# WORK TO DO
Omit all images. Write out the rest of the material exactly.

# MATERIAL FOR THE TASK
###
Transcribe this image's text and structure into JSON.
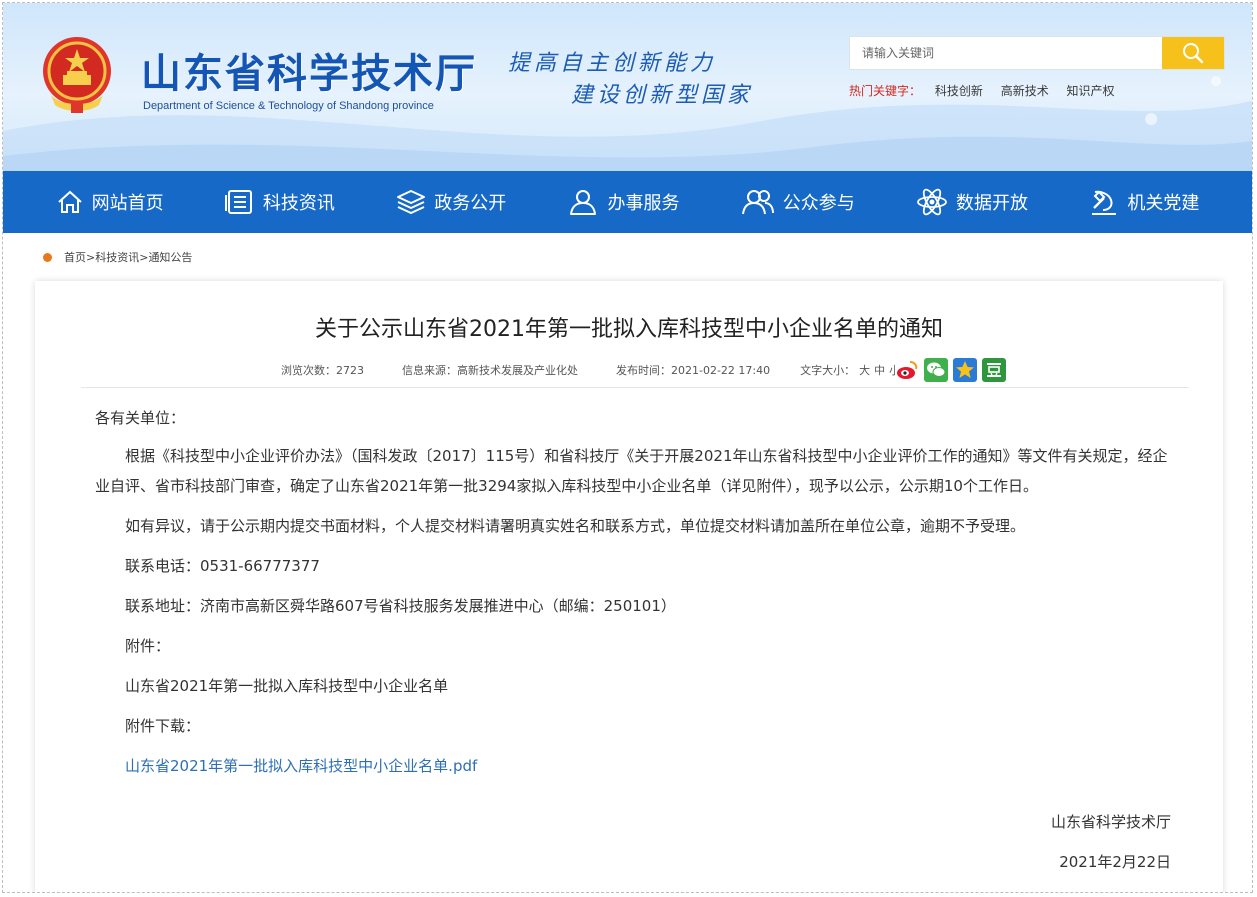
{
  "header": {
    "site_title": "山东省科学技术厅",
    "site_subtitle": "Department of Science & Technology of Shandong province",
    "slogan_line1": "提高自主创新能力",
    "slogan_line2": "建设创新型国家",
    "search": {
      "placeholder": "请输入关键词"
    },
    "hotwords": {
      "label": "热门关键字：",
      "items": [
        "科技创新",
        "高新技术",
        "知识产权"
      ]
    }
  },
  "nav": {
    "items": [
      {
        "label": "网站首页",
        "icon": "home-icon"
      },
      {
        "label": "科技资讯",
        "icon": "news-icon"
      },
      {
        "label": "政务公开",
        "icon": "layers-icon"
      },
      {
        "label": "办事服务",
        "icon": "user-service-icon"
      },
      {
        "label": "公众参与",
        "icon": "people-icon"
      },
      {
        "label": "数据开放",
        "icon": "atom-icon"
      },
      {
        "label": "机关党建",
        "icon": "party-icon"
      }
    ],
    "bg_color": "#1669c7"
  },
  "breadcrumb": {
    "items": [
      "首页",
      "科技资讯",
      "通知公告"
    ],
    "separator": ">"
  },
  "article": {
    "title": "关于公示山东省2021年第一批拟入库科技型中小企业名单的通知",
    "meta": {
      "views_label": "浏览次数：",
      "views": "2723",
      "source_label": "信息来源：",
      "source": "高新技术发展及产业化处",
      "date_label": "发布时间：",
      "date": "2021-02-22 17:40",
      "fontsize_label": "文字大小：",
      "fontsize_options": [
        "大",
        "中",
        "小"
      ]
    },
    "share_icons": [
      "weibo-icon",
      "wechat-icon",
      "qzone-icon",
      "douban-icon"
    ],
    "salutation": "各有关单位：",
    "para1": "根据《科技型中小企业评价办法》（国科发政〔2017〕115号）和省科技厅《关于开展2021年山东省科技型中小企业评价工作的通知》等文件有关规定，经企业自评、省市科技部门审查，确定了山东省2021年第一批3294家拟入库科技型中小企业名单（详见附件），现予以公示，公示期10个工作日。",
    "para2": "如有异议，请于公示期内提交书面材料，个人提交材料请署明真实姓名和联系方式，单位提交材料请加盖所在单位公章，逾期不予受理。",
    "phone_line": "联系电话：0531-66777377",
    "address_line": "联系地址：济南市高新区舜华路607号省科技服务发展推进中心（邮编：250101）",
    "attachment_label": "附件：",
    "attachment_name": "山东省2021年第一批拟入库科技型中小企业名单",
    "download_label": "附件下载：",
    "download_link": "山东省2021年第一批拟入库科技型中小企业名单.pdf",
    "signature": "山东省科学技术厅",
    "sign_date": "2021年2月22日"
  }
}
###
# RESPONSE FOR THIS EXERCISE
Transcribe this image's text and structure into JSON.
{
  "header": {
    "site_title": "山东省科学技术厅",
    "site_subtitle": "Department of Science & Technology of Shandong province",
    "slogan_line1": "提高自主创新能力",
    "slogan_line2": "建设创新型国家",
    "search": {
      "placeholder": "请输入关键词"
    },
    "hotwords": {
      "label": "热门关键字：",
      "items": [
        "科技创新",
        "高新技术",
        "知识产权"
      ]
    }
  },
  "nav": {
    "items": [
      {
        "label": "网站首页",
        "icon": "home-icon"
      },
      {
        "label": "科技资讯",
        "icon": "news-icon"
      },
      {
        "label": "政务公开",
        "icon": "layers-icon"
      },
      {
        "label": "办事服务",
        "icon": "user-service-icon"
      },
      {
        "label": "公众参与",
        "icon": "people-icon"
      },
      {
        "label": "数据开放",
        "icon": "atom-icon"
      },
      {
        "label": "机关党建",
        "icon": "party-icon"
      }
    ],
    "bg_color": "#1669c7"
  },
  "breadcrumb": {
    "items": [
      "首页",
      "科技资讯",
      "通知公告"
    ],
    "separator": ">"
  },
  "article": {
    "title": "关于公示山东省2021年第一批拟入库科技型中小企业名单的通知",
    "meta": {
      "views_label": "浏览次数：",
      "views": "2723",
      "source_label": "信息来源：",
      "source": "高新技术发展及产业化处",
      "date_label": "发布时间：",
      "date": "2021-02-22 17:40",
      "fontsize_label": "文字大小：",
      "fontsize_options": [
        "大",
        "中",
        "小"
      ]
    },
    "share_icons": [
      "weibo-icon",
      "wechat-icon",
      "qzone-icon",
      "douban-icon"
    ],
    "salutation": "各有关单位：",
    "para1": "根据《科技型中小企业评价办法》（国科发政〔2017〕115号）和省科技厅《关于开展2021年山东省科技型中小企业评价工作的通知》等文件有关规定，经企业自评、省市科技部门审查，确定了山东省2021年第一批3294家拟入库科技型中小企业名单（详见附件），现予以公示，公示期10个工作日。",
    "para2": "如有异议，请于公示期内提交书面材料，个人提交材料请署明真实姓名和联系方式，单位提交材料请加盖所在单位公章，逾期不予受理。",
    "phone_line": "联系电话：0531-66777377",
    "address_line": "联系地址：济南市高新区舜华路607号省科技服务发展推进中心（邮编：250101）",
    "attachment_label": "附件：",
    "attachment_name": "山东省2021年第一批拟入库科技型中小企业名单",
    "download_label": "附件下载：",
    "download_link": "山东省2021年第一批拟入库科技型中小企业名单.pdf",
    "signature": "山东省科学技术厅",
    "sign_date": "2021年2月22日"
  }
}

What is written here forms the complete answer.